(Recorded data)
>> BEGIN

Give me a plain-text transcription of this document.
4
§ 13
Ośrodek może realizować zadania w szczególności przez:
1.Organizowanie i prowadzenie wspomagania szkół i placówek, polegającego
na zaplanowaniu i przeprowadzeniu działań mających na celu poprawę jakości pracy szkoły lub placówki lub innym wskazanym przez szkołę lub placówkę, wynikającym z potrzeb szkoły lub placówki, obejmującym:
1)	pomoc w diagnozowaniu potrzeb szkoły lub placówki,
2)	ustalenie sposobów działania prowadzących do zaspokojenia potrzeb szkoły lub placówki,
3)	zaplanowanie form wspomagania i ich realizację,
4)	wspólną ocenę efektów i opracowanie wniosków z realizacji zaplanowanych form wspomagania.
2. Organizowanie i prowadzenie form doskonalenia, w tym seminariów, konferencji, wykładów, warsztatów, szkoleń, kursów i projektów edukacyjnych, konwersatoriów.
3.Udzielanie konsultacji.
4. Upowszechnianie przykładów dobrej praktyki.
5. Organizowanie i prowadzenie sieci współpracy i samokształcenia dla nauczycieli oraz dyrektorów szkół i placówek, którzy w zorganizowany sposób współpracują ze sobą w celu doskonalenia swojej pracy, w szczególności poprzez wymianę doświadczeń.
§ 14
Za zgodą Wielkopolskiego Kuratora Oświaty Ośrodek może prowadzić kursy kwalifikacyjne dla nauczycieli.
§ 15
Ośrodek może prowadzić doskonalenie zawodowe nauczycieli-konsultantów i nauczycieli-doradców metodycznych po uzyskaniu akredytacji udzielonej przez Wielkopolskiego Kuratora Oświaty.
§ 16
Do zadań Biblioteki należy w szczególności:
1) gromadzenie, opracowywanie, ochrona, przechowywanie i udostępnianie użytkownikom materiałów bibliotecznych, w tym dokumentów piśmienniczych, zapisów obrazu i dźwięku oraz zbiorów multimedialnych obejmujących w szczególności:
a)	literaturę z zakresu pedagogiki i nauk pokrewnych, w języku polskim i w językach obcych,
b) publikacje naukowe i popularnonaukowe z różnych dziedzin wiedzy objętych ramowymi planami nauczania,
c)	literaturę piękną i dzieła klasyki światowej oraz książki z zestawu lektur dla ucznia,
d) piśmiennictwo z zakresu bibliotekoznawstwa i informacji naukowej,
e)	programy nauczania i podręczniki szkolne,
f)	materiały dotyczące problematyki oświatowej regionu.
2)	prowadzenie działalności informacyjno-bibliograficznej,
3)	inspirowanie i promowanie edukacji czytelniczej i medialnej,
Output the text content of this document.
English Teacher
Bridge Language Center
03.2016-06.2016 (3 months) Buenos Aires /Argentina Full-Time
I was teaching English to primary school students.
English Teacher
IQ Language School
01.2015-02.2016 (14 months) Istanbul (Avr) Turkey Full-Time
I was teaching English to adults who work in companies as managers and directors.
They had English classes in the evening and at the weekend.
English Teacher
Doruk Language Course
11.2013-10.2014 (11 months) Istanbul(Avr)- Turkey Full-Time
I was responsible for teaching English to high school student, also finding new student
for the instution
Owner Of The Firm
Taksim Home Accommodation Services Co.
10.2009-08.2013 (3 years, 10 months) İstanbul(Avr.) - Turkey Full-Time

>> END

All of the data shown above must be copied exactly.

[Answer to this exercise]
Give me a plain-text transcription of this document.
4
§ 13
Ośrodek może realizować zadania w szczególności przez:
1.Organizowanie i prowadzenie wspomagania szkół i placówek, polegającego
na zaplanowaniu i przeprowadzeniu działań mających na celu poprawę jakości pracy szkoły lub placówki lub innym wskazanym przez szkołę lub placówkę, wynikającym z potrzeb szkoły lub placówki, obejmującym:
1)	pomoc w diagnozowaniu potrzeb szkoły lub placówki,
2)	ustalenie sposobów działania prowadzących do zaspokojenia potrzeb szkoły lub placówki,
3)	zaplanowanie form wspomagania i ich realizację,
4)	wspólną ocenę efektów i opracowanie wniosków z realizacji zaplanowanych form wspomagania.
2. Organizowanie i prowadzenie form doskonalenia, w tym seminariów, konferencji, wykładów, warsztatów, szkoleń, kursów i projektów edukacyjnych, konwersatoriów.
3.Udzielanie konsultacji.
4. Upowszechnianie przykładów dobrej praktyki.
5. Organizowanie i prowadzenie sieci współpracy i samokształcenia dla nauczycieli oraz dyrektorów szkół i placówek, którzy w zorganizowany sposób współpracują ze sobą w celu doskonalenia swojej pracy, w szczególności poprzez wymianę doświadczeń.
§ 14
Za zgodą Wielkopolskiego Kuratora Oświaty Ośrodek może prowadzić kursy kwalifikacyjne dla nauczycieli.
§ 15
Ośrodek może prowadzić doskonalenie zawodowe nauczycieli-konsultantów i nauczycieli-doradców metodycznych po uzyskaniu akredytacji udzielonej przez Wielkopolskiego Kuratora Oświaty.
§ 16
Do zadań Biblioteki należy w szczególności:
1) gromadzenie, opracowywanie, ochrona, przechowywanie i udostępnianie użytkownikom materiałów bibliotecznych, w tym dokumentów piśmienniczych, zapisów obrazu i dźwięku oraz zbiorów multimedialnych obejmujących w szczególności:
a)	literaturę z zakresu pedagogiki i nauk pokrewnych, w języku polskim i w językach obcych,
b) publikacje naukowe i popularnonaukowe z różnych dziedzin wiedzy objętych ramowymi planami nauczania,
c)	literaturę piękną i dzieła klasyki światowej oraz książki z zestawu lektur dla ucznia,
d) piśmiennictwo z zakresu bibliotekoznawstwa i informacji naukowej,
e)	programy nauczania i podręczniki szkolne,
f)	materiały dotyczące problematyki oświatowej regionu.
2)	prowadzenie działalności informacyjno-bibliograficznej,
3)	inspirowanie i promowanie edukacji czytelniczej i medialnej,
Output the text content of this document.
English Teacher
Bridge Language Center
03.2016-06.2016 (3 months) Buenos Aires /Argentina Full-Time
I was teaching English to primary school students.
English Teacher
IQ Language School
01.2015-02.2016 (14 months) Istanbul (Avr) Turkey Full-Time
I was teaching English to adults who work in companies as managers and directors.
They had English classes in the evening and at the weekend.
English Teacher
Doruk Language Course
11.2013-10.2014 (11 months) Istanbul(Avr)- Turkey Full-Time
I was responsible for teaching English to high school student, also finding new student
for the instution
Owner Of The Firm
Taksim Home Accommodation Services Co.
10.2009-08.2013 (3 years, 10 months) İstanbul(Avr.) - Turkey Full-Time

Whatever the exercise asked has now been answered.